**WORK TO DO**.
Drop all images and give the records again exactly.

**DATA ENTRIES**.

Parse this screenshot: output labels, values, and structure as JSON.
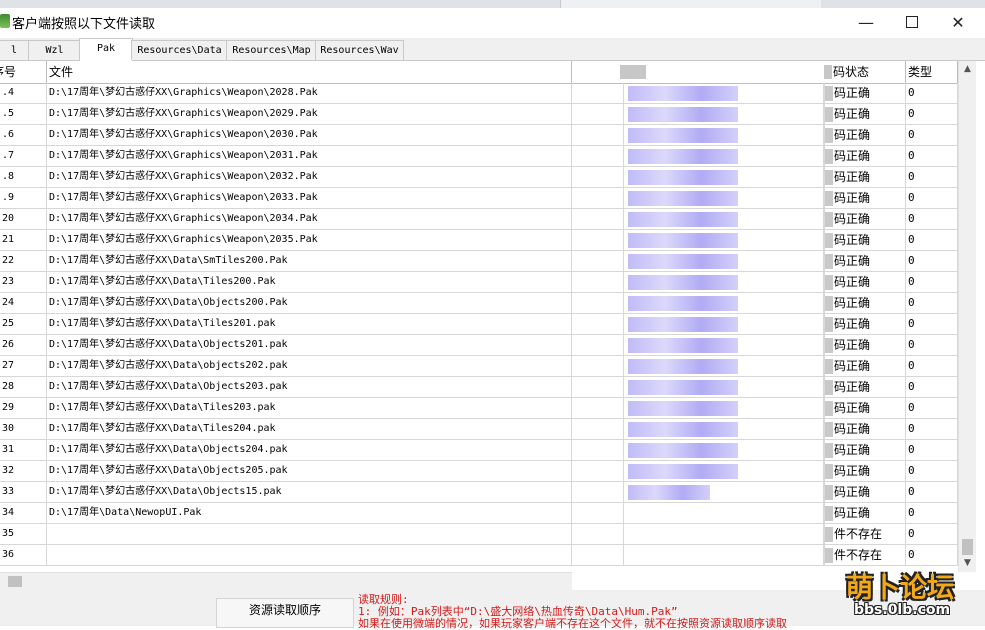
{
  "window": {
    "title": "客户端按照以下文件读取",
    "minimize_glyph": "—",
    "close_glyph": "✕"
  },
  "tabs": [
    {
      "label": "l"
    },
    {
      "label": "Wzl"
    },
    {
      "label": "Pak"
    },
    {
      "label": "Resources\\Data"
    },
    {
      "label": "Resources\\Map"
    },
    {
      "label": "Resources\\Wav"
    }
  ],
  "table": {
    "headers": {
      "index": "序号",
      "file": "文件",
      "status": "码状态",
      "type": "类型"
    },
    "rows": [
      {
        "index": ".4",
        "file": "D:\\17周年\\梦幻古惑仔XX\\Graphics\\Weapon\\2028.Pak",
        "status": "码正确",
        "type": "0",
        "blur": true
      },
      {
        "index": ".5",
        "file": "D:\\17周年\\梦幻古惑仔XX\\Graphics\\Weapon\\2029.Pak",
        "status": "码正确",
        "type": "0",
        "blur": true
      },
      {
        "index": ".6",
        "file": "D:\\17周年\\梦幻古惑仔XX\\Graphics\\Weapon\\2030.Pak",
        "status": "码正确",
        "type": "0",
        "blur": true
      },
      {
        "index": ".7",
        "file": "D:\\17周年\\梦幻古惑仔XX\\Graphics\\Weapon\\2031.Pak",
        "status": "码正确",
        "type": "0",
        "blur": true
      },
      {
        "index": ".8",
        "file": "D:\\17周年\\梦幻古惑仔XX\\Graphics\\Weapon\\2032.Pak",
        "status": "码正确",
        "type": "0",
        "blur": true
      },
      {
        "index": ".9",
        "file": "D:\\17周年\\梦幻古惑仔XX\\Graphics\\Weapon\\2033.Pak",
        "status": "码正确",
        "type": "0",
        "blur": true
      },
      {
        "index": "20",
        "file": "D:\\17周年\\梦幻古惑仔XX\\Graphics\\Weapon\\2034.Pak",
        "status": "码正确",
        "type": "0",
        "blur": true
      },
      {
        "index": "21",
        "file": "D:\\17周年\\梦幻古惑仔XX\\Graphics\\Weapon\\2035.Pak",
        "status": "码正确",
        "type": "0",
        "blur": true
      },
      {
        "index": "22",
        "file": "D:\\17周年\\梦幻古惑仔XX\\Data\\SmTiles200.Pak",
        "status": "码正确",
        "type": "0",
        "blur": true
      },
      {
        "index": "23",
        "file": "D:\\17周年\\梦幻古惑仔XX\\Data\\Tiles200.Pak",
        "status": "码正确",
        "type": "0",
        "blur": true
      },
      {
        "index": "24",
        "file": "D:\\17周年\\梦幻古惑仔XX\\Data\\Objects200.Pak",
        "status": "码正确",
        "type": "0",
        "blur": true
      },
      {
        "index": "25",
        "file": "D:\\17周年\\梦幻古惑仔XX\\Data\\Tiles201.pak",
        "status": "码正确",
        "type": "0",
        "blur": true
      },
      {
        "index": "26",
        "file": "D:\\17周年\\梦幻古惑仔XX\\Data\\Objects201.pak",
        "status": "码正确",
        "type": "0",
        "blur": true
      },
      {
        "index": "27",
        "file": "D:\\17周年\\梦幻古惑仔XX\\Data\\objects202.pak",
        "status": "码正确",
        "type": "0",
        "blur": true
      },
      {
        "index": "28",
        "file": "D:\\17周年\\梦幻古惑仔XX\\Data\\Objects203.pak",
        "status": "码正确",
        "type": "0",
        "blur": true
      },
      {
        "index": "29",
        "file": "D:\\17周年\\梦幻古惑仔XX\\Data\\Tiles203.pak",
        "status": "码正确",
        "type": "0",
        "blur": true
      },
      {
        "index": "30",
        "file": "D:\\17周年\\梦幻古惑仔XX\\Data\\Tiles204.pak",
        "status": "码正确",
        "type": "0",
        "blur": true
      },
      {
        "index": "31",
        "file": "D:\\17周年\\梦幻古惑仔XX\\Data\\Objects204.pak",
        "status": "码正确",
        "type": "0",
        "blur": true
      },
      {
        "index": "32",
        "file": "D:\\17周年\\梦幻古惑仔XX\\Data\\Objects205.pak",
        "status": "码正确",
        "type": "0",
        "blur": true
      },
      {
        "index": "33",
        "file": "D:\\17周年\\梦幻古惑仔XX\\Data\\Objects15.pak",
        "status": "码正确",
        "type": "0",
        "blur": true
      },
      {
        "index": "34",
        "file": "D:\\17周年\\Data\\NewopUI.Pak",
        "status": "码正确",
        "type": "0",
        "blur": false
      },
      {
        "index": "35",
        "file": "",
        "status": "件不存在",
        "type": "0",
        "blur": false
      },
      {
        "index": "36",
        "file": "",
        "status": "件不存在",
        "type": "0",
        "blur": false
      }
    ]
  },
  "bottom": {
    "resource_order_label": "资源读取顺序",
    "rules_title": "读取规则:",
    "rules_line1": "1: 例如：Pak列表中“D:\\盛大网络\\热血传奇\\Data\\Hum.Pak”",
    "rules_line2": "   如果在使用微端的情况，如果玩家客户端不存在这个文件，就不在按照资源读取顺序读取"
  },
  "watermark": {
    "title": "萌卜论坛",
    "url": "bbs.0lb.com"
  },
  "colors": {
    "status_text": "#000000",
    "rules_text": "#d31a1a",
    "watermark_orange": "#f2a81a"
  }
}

**OUTPUT**.
Parse this screenshot: output labels, values, and structure as JSON.
{
  "window": {
    "title": "客户端按照以下文件读取",
    "minimize_glyph": "—",
    "close_glyph": "✕"
  },
  "tabs": [
    {
      "label": "l"
    },
    {
      "label": "Wzl"
    },
    {
      "label": "Pak"
    },
    {
      "label": "Resources\\Data"
    },
    {
      "label": "Resources\\Map"
    },
    {
      "label": "Resources\\Wav"
    }
  ],
  "table": {
    "headers": {
      "index": "序号",
      "file": "文件",
      "status": "码状态",
      "type": "类型"
    },
    "rows": [
      {
        "index": ".4",
        "file": "D:\\17周年\\梦幻古惑仔XX\\Graphics\\Weapon\\2028.Pak",
        "status": "码正确",
        "type": "0",
        "blur": true
      },
      {
        "index": ".5",
        "file": "D:\\17周年\\梦幻古惑仔XX\\Graphics\\Weapon\\2029.Pak",
        "status": "码正确",
        "type": "0",
        "blur": true
      },
      {
        "index": ".6",
        "file": "D:\\17周年\\梦幻古惑仔XX\\Graphics\\Weapon\\2030.Pak",
        "status": "码正确",
        "type": "0",
        "blur": true
      },
      {
        "index": ".7",
        "file": "D:\\17周年\\梦幻古惑仔XX\\Graphics\\Weapon\\2031.Pak",
        "status": "码正确",
        "type": "0",
        "blur": true
      },
      {
        "index": ".8",
        "file": "D:\\17周年\\梦幻古惑仔XX\\Graphics\\Weapon\\2032.Pak",
        "status": "码正确",
        "type": "0",
        "blur": true
      },
      {
        "index": ".9",
        "file": "D:\\17周年\\梦幻古惑仔XX\\Graphics\\Weapon\\2033.Pak",
        "status": "码正确",
        "type": "0",
        "blur": true
      },
      {
        "index": "20",
        "file": "D:\\17周年\\梦幻古惑仔XX\\Graphics\\Weapon\\2034.Pak",
        "status": "码正确",
        "type": "0",
        "blur": true
      },
      {
        "index": "21",
        "file": "D:\\17周年\\梦幻古惑仔XX\\Graphics\\Weapon\\2035.Pak",
        "status": "码正确",
        "type": "0",
        "blur": true
      },
      {
        "index": "22",
        "file": "D:\\17周年\\梦幻古惑仔XX\\Data\\SmTiles200.Pak",
        "status": "码正确",
        "type": "0",
        "blur": true
      },
      {
        "index": "23",
        "file": "D:\\17周年\\梦幻古惑仔XX\\Data\\Tiles200.Pak",
        "status": "码正确",
        "type": "0",
        "blur": true
      },
      {
        "index": "24",
        "file": "D:\\17周年\\梦幻古惑仔XX\\Data\\Objects200.Pak",
        "status": "码正确",
        "type": "0",
        "blur": true
      },
      {
        "index": "25",
        "file": "D:\\17周年\\梦幻古惑仔XX\\Data\\Tiles201.pak",
        "status": "码正确",
        "type": "0",
        "blur": true
      },
      {
        "index": "26",
        "file": "D:\\17周年\\梦幻古惑仔XX\\Data\\Objects201.pak",
        "status": "码正确",
        "type": "0",
        "blur": true
      },
      {
        "index": "27",
        "file": "D:\\17周年\\梦幻古惑仔XX\\Data\\objects202.pak",
        "status": "码正确",
        "type": "0",
        "blur": true
      },
      {
        "index": "28",
        "file": "D:\\17周年\\梦幻古惑仔XX\\Data\\Objects203.pak",
        "status": "码正确",
        "type": "0",
        "blur": true
      },
      {
        "index": "29",
        "file": "D:\\17周年\\梦幻古惑仔XX\\Data\\Tiles203.pak",
        "status": "码正确",
        "type": "0",
        "blur": true
      },
      {
        "index": "30",
        "file": "D:\\17周年\\梦幻古惑仔XX\\Data\\Tiles204.pak",
        "status": "码正确",
        "type": "0",
        "blur": true
      },
      {
        "index": "31",
        "file": "D:\\17周年\\梦幻古惑仔XX\\Data\\Objects204.pak",
        "status": "码正确",
        "type": "0",
        "blur": true
      },
      {
        "index": "32",
        "file": "D:\\17周年\\梦幻古惑仔XX\\Data\\Objects205.pak",
        "status": "码正确",
        "type": "0",
        "blur": true
      },
      {
        "index": "33",
        "file": "D:\\17周年\\梦幻古惑仔XX\\Data\\Objects15.pak",
        "status": "码正确",
        "type": "0",
        "blur": true
      },
      {
        "index": "34",
        "file": "D:\\17周年\\Data\\NewopUI.Pak",
        "status": "码正确",
        "type": "0",
        "blur": false
      },
      {
        "index": "35",
        "file": "",
        "status": "件不存在",
        "type": "0",
        "blur": false
      },
      {
        "index": "36",
        "file": "",
        "status": "件不存在",
        "type": "0",
        "blur": false
      }
    ]
  },
  "bottom": {
    "resource_order_label": "资源读取顺序",
    "rules_title": "读取规则:",
    "rules_line1": "1: 例如：Pak列表中“D:\\盛大网络\\热血传奇\\Data\\Hum.Pak”",
    "rules_line2": "   如果在使用微端的情况，如果玩家客户端不存在这个文件，就不在按照资源读取顺序读取"
  },
  "watermark": {
    "title": "萌卜论坛",
    "url": "bbs.0lb.com"
  },
  "colors": {
    "status_text": "#000000",
    "rules_text": "#d31a1a",
    "watermark_orange": "#f2a81a"
  }
}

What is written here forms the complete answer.